### 提供された文章:

でも意を決して、少しでも勾配を緩和すべく斜めに上がろうとすると、そこに同様のことをしたらしい先行者の微かな踏み跡が見られることも多く、それを追って無理なくジグザグに進める箇所も少なくありません。
なので思いのほか苦労は少なく済み、急斜面を登り詰めた先で緩斜面に入れば、整備された登山道はもう間近。
ほどなく、木段になっている登山道に突き当たって、バリエーションルートはここまで。
登山道に出てから歩いてきた道を振り返っても、目印のピンクテープが1つあるだけで、道形もうっすらとしたものですから、そこが分岐であることがあまりハッキリと目立っていません。ここには、大見山の北峰へ行ったのちにまた引き返して来るのですが、その時はうっかり見過ごして気付いた時には通り過ぎていました。


そこからは、大見山の南峰のほうが近いのですが、そちらが下山方向にも当たるため後回しにして、先に北峰のほうへ向かってしまうことに。登山道というよりは遊歩道に近いレベルの道を、まずは軽く下ります。

### データ部分:
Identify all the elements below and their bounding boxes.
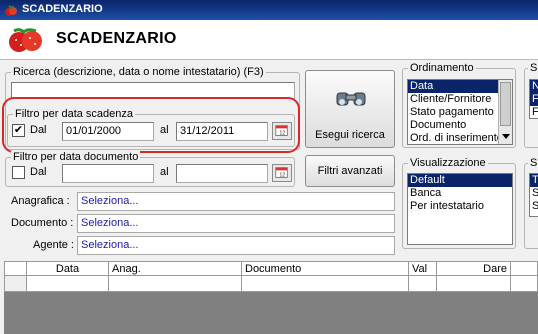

### 作るもの:
大見山の山歩きの文章を、最後の文の続きから書き進めてください。 資料は使わなくてもかまいません。

### この問題の答え:
そのあとの登り返しも、下ったのと同じくらいでさほど長くは続きません。
登り切った先に立派な避難小屋が現れて、その前を通り過ぎると‥‥
小屋の奥の少し開けた地点がピークらしく、大見山北峰の標識が立っていました。樹林に囲まれていて展望はなく、標識以外の物も何もないという(すぐ隣には立派な小屋があるけれど)、実に飾り気のない場所です。
周囲の樹林が結構な密度だから、すぐ下にある蓼の海がそれなりに大きな湖にもかかわらず、意外にも湖面は全く見られない様子で、湖岸に建つ建物っぽいものの一部がチラッと見え隠れするのみ(写真中央やや右寄り)。でも距離が近いだけに、湖畔で流れているらしい観光客向けの案内放送が時折聞こえてきたりはしました。
だから、避難小屋だけが妙に立派だったという印象です。各壁面に大きなガラスサッシが入って洗練された感じの外観を持ち、ゆえに建物の中もすごく明るそうで、とても山の中にあるとは思えない小奇麗な建物でした。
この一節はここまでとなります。